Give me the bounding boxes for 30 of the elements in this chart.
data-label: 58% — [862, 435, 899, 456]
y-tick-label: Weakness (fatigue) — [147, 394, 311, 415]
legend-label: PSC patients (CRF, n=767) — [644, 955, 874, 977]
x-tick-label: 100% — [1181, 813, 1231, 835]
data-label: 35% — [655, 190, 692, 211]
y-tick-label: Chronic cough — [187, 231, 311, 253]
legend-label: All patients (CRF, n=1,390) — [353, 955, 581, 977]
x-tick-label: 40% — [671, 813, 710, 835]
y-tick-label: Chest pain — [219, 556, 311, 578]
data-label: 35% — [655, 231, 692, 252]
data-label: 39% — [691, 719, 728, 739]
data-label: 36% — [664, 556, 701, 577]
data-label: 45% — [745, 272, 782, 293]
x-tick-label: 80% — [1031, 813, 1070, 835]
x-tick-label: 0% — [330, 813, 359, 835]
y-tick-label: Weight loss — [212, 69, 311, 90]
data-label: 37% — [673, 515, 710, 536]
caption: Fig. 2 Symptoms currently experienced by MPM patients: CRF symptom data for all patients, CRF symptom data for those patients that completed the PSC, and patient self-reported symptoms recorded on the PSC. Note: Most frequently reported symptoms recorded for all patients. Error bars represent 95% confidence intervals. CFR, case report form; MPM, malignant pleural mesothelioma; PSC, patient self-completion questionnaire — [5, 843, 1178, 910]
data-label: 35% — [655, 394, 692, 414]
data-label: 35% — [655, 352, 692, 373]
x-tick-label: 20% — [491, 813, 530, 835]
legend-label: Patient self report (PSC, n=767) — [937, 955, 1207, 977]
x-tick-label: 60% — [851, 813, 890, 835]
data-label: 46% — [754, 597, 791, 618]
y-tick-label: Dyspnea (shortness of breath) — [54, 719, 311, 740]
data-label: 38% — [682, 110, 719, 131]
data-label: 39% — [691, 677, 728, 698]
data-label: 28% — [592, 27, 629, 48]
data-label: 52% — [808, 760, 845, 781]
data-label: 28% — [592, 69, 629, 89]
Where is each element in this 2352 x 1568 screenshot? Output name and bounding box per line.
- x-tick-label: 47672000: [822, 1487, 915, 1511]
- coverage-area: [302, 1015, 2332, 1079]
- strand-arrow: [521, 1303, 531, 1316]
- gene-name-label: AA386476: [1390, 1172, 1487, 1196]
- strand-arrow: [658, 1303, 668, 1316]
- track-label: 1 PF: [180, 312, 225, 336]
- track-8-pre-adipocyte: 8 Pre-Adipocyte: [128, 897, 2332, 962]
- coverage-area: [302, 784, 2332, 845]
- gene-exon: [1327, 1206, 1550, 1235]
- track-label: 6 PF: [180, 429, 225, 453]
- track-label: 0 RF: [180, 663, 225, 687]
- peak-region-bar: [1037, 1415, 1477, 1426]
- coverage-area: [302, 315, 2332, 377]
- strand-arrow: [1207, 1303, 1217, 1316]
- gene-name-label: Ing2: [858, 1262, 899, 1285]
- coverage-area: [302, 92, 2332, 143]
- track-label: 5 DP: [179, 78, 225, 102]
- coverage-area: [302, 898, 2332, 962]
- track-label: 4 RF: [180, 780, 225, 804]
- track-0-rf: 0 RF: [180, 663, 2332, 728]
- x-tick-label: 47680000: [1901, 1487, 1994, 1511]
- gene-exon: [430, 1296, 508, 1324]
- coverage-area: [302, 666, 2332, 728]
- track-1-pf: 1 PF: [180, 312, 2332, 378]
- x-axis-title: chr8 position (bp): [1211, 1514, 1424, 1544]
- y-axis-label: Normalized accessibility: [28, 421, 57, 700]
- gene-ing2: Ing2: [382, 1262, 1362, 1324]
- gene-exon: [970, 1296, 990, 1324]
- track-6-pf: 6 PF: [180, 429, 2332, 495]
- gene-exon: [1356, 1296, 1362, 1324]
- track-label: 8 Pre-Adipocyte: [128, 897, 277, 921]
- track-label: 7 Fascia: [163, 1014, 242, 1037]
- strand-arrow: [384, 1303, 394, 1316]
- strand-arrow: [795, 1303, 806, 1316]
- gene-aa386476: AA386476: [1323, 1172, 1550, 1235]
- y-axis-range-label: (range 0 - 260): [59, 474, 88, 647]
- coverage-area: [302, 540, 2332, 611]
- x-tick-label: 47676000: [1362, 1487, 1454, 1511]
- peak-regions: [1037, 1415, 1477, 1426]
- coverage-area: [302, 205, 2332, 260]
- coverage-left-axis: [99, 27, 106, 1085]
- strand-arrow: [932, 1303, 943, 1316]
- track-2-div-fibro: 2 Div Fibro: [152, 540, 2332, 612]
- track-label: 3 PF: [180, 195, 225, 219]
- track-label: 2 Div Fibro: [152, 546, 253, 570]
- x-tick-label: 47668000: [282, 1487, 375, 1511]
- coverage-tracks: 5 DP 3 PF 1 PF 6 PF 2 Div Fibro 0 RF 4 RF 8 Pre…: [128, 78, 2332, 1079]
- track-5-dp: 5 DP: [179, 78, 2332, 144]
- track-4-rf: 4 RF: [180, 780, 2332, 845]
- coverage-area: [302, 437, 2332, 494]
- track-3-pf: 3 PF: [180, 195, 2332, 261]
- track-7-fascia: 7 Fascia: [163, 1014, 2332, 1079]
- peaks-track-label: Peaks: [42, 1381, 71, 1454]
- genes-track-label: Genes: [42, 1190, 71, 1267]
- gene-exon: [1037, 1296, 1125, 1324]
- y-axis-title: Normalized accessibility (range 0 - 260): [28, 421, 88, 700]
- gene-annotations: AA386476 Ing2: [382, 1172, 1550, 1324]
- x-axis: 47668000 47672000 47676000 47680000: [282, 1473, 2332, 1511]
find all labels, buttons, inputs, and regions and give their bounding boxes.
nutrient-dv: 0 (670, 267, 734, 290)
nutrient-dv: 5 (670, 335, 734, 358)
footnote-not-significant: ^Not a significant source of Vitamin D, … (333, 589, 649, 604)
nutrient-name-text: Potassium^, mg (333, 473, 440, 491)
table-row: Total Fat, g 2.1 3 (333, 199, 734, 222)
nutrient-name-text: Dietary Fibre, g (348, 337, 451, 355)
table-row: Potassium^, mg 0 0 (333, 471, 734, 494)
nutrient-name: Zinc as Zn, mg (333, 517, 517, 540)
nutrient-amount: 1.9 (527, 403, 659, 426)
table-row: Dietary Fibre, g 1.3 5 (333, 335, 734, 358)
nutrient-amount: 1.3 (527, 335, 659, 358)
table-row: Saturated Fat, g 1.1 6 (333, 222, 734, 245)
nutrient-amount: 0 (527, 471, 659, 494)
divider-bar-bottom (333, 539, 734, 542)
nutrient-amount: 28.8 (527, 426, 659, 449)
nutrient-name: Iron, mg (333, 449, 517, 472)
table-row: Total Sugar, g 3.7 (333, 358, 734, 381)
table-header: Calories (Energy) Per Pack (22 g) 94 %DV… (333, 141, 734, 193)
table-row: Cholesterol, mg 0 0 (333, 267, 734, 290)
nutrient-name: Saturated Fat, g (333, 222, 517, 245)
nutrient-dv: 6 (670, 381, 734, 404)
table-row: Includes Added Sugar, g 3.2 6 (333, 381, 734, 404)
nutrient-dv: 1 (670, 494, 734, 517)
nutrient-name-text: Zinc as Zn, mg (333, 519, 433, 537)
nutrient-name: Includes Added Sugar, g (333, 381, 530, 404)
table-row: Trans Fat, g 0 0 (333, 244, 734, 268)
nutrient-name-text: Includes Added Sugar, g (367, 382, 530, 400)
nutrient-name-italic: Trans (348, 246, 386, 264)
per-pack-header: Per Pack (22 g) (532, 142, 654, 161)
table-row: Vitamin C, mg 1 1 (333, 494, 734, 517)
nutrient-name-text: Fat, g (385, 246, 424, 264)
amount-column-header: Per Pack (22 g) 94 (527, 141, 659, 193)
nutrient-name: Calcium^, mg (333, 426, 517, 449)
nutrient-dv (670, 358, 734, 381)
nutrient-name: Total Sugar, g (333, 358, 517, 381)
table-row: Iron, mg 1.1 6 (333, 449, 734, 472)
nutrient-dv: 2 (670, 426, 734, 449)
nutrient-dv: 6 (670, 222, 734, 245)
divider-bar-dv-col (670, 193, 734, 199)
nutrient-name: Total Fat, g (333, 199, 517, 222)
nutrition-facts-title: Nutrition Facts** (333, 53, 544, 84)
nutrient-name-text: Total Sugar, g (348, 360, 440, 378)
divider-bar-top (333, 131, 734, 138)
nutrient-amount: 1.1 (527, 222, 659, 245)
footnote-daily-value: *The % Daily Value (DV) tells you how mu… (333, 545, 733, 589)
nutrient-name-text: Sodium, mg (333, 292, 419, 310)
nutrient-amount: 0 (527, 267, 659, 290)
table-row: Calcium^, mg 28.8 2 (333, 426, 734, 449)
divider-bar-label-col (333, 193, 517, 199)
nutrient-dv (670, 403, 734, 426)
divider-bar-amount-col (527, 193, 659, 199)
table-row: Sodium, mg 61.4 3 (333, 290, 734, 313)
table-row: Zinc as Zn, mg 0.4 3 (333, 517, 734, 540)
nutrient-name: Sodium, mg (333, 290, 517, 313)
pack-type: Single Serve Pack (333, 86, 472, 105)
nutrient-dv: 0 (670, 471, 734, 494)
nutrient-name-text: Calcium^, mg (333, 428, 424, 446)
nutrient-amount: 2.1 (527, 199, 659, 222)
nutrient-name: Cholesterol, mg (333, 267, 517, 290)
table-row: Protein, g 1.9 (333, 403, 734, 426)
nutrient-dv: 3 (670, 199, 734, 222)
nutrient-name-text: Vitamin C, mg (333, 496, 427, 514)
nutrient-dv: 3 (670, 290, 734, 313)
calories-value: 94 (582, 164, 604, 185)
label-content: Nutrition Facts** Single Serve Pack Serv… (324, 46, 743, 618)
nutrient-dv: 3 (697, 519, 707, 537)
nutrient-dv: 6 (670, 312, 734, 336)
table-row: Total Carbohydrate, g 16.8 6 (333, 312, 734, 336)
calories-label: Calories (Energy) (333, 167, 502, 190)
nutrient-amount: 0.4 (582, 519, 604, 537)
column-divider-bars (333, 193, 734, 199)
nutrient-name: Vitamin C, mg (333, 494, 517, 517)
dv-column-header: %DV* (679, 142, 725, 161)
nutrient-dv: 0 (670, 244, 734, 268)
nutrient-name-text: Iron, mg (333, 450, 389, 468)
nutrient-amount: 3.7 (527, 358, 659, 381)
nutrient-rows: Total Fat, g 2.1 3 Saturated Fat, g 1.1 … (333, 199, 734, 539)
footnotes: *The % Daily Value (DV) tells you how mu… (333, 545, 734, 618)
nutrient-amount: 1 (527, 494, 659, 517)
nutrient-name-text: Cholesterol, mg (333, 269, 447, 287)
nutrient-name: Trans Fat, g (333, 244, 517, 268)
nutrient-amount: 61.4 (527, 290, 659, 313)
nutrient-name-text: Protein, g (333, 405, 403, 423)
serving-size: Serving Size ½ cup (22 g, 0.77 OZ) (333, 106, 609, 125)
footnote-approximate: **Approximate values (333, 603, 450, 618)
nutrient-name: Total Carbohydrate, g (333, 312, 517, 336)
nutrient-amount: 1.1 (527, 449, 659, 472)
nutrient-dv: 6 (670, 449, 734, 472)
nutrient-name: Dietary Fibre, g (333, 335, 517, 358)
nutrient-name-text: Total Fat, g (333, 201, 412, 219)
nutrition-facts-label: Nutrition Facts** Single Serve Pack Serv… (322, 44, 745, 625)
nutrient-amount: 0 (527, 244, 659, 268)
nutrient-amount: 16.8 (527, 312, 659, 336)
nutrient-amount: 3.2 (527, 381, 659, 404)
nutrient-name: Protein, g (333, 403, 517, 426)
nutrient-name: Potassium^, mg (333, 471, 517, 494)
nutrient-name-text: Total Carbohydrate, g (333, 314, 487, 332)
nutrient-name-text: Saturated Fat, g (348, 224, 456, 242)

→ REQUIREMENT: Show each line of the material holding "Cholesterol".

→ ANSWER SPACE:
table-row: Cholesterol, mg 0 0 (333, 267, 734, 290)
nutrient-name: Cholesterol, mg (333, 267, 517, 290)
nutrient-name-text: Cholesterol, mg (333, 269, 447, 287)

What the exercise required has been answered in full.